Exercise task. Restate, word for word, all of the material shown below.

»»

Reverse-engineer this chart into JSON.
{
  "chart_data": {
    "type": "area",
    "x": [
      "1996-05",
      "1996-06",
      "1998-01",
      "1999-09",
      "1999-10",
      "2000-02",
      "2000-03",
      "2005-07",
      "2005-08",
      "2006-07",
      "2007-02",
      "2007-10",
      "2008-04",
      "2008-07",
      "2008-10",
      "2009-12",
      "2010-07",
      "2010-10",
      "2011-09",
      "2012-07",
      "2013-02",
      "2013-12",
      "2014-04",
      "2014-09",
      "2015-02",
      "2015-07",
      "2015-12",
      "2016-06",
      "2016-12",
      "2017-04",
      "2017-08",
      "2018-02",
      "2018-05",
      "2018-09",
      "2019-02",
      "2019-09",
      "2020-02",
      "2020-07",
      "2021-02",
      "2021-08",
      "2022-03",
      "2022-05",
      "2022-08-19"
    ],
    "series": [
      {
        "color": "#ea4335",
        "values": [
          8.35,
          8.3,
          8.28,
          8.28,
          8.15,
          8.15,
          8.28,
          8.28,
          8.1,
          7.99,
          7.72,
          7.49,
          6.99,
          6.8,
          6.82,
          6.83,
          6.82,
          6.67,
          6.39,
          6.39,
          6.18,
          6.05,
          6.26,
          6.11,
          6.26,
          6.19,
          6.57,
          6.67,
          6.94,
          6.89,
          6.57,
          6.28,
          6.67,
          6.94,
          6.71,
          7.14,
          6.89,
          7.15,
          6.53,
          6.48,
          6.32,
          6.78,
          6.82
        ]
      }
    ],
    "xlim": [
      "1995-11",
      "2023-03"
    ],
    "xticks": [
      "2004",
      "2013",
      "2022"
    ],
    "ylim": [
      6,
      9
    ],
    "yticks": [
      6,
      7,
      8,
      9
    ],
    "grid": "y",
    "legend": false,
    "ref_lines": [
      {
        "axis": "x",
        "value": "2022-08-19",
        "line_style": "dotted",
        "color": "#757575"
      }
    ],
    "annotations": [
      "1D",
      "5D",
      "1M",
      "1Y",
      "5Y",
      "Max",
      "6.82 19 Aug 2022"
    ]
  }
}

««

Solution.
Reverse-engineer this chart into JSON.
{
  "chart_data": {
    "type": "area",
    "x": [
      "1996-05",
      "1996-06",
      "1998-01",
      "1999-09",
      "1999-10",
      "2000-02",
      "2000-03",
      "2005-07",
      "2005-08",
      "2006-07",
      "2007-02",
      "2007-10",
      "2008-04",
      "2008-07",
      "2008-10",
      "2009-12",
      "2010-07",
      "2010-10",
      "2011-09",
      "2012-07",
      "2013-02",
      "2013-12",
      "2014-04",
      "2014-09",
      "2015-02",
      "2015-07",
      "2015-12",
      "2016-06",
      "2016-12",
      "2017-04",
      "2017-08",
      "2018-02",
      "2018-05",
      "2018-09",
      "2019-02",
      "2019-09",
      "2020-02",
      "2020-07",
      "2021-02",
      "2021-08",
      "2022-03",
      "2022-05",
      "2022-08-19"
    ],
    "series": [
      {
        "color": "#ea4335",
        "values": [
          8.35,
          8.3,
          8.28,
          8.28,
          8.15,
          8.15,
          8.28,
          8.28,
          8.1,
          7.99,
          7.72,
          7.49,
          6.99,
          6.8,
          6.82,
          6.83,
          6.82,
          6.67,
          6.39,
          6.39,
          6.18,
          6.05,
          6.26,
          6.11,
          6.26,
          6.19,
          6.57,
          6.67,
          6.94,
          6.89,
          6.57,
          6.28,
          6.67,
          6.94,
          6.71,
          7.14,
          6.89,
          7.15,
          6.53,
          6.48,
          6.32,
          6.78,
          6.82
        ]
      }
    ],
    "xlim": [
      "1995-11",
      "2023-03"
    ],
    "xticks": [
      "2004",
      "2013",
      "2022"
    ],
    "ylim": [
      6,
      9
    ],
    "yticks": [
      6,
      7,
      8,
      9
    ],
    "grid": "y",
    "legend": false,
    "ref_lines": [
      {
        "axis": "x",
        "value": "2022-08-19",
        "line_style": "dotted",
        "color": "#757575"
      }
    ],
    "annotations": [
      "1D",
      "5D",
      "1M",
      "1Y",
      "5Y",
      "Max",
      "6.82 19 Aug 2022"
    ]
  }
}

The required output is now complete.